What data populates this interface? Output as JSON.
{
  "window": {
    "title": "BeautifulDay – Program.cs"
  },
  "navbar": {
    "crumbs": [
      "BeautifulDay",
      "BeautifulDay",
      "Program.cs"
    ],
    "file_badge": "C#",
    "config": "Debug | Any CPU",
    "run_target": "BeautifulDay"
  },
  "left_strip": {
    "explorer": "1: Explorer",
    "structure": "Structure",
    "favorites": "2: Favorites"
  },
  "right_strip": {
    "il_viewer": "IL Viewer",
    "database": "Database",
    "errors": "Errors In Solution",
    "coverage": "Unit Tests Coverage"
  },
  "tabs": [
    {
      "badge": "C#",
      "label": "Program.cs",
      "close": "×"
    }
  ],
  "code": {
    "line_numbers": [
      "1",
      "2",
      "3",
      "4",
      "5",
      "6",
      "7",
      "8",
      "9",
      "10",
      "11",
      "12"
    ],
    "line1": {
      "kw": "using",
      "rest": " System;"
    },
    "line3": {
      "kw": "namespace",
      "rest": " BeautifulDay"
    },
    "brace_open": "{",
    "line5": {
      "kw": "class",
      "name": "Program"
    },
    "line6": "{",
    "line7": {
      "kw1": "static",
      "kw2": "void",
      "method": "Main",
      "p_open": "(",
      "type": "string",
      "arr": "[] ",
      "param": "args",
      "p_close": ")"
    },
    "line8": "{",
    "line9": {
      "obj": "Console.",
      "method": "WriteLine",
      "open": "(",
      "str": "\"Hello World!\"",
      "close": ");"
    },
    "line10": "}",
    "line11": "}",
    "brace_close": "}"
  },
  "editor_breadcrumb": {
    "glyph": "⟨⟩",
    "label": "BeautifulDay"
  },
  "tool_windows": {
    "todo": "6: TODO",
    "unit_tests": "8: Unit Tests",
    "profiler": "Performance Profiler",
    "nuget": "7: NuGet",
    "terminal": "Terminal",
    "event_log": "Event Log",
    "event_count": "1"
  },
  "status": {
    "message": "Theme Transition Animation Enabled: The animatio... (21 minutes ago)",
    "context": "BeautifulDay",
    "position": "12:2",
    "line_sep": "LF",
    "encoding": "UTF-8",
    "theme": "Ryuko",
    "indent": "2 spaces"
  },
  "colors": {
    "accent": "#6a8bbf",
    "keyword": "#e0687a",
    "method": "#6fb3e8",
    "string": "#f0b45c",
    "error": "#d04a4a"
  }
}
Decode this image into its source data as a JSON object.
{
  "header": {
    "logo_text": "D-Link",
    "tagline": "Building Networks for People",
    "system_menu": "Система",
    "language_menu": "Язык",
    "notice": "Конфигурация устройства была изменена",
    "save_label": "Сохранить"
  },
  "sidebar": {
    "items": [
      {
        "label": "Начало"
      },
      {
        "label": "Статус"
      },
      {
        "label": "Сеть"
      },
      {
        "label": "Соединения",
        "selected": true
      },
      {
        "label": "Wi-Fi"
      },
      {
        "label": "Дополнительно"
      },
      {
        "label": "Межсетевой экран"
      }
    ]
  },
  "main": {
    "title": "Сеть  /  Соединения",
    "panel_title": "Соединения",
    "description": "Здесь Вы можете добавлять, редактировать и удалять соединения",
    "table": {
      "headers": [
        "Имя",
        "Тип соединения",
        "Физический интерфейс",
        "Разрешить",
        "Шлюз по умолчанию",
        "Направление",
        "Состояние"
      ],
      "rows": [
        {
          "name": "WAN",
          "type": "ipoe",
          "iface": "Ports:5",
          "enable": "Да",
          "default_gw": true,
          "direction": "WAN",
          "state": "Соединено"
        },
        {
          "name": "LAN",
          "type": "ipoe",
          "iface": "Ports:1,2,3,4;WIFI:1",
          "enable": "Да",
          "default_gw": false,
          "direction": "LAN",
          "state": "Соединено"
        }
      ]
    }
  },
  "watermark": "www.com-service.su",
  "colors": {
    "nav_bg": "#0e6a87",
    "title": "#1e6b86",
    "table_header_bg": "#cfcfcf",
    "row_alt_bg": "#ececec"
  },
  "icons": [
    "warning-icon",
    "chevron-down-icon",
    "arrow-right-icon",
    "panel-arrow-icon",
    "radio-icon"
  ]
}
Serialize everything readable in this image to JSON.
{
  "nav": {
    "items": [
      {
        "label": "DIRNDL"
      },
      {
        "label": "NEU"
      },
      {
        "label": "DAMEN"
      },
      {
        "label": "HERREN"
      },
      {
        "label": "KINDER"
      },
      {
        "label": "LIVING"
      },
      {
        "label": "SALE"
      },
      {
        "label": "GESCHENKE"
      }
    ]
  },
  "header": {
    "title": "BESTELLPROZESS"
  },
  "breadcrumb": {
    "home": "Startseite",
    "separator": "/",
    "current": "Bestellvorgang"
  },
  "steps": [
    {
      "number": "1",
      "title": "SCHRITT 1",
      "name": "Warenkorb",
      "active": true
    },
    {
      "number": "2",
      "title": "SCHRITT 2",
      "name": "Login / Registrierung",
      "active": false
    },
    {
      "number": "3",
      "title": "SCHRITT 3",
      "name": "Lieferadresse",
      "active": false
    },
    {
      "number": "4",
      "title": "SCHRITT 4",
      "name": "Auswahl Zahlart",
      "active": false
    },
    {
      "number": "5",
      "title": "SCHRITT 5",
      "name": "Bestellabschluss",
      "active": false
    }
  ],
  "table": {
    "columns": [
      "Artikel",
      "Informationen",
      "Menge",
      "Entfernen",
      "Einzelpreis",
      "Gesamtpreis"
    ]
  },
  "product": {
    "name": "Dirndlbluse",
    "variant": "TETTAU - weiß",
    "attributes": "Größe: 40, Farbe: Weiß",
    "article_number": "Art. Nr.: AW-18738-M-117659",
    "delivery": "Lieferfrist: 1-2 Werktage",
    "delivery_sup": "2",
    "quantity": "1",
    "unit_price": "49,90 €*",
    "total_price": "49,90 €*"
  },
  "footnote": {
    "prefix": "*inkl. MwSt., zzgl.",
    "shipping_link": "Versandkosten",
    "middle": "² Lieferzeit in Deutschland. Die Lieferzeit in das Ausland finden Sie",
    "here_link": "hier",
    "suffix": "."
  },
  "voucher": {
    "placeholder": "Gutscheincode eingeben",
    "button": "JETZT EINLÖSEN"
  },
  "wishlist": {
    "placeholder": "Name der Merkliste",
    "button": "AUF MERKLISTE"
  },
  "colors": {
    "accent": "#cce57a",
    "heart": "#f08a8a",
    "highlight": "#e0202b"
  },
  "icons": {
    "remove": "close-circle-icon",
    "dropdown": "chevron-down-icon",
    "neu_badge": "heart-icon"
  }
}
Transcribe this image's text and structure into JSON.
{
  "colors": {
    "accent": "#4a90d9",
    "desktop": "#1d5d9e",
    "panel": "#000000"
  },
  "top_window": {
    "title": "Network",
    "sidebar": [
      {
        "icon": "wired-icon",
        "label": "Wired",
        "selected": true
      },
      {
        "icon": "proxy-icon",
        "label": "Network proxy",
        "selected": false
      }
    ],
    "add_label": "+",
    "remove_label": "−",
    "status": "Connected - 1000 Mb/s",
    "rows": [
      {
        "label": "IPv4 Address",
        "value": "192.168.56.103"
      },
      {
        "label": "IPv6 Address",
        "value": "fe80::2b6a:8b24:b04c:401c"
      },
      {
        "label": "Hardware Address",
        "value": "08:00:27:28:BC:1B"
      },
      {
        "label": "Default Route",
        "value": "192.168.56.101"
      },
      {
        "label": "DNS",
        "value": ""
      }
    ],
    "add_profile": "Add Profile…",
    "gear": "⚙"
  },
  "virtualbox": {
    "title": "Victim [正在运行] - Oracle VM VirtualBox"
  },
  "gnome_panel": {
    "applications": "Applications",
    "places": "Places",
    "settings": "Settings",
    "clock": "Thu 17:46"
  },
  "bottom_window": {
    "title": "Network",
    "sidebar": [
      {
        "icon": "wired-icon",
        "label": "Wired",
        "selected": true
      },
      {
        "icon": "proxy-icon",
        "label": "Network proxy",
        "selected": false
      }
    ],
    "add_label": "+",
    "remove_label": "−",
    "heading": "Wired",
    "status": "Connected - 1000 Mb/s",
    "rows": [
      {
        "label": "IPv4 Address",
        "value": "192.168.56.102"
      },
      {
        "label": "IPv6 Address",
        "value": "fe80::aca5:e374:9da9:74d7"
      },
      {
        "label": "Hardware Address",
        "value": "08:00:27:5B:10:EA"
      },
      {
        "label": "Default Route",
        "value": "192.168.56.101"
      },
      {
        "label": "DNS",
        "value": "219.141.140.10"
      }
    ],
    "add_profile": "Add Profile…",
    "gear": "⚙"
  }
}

•••

### WHAT THE EXERCISE ASKS
Determine the number of lines in these entries that contain the word "Program", and write only that number.

### THE ANSWER
4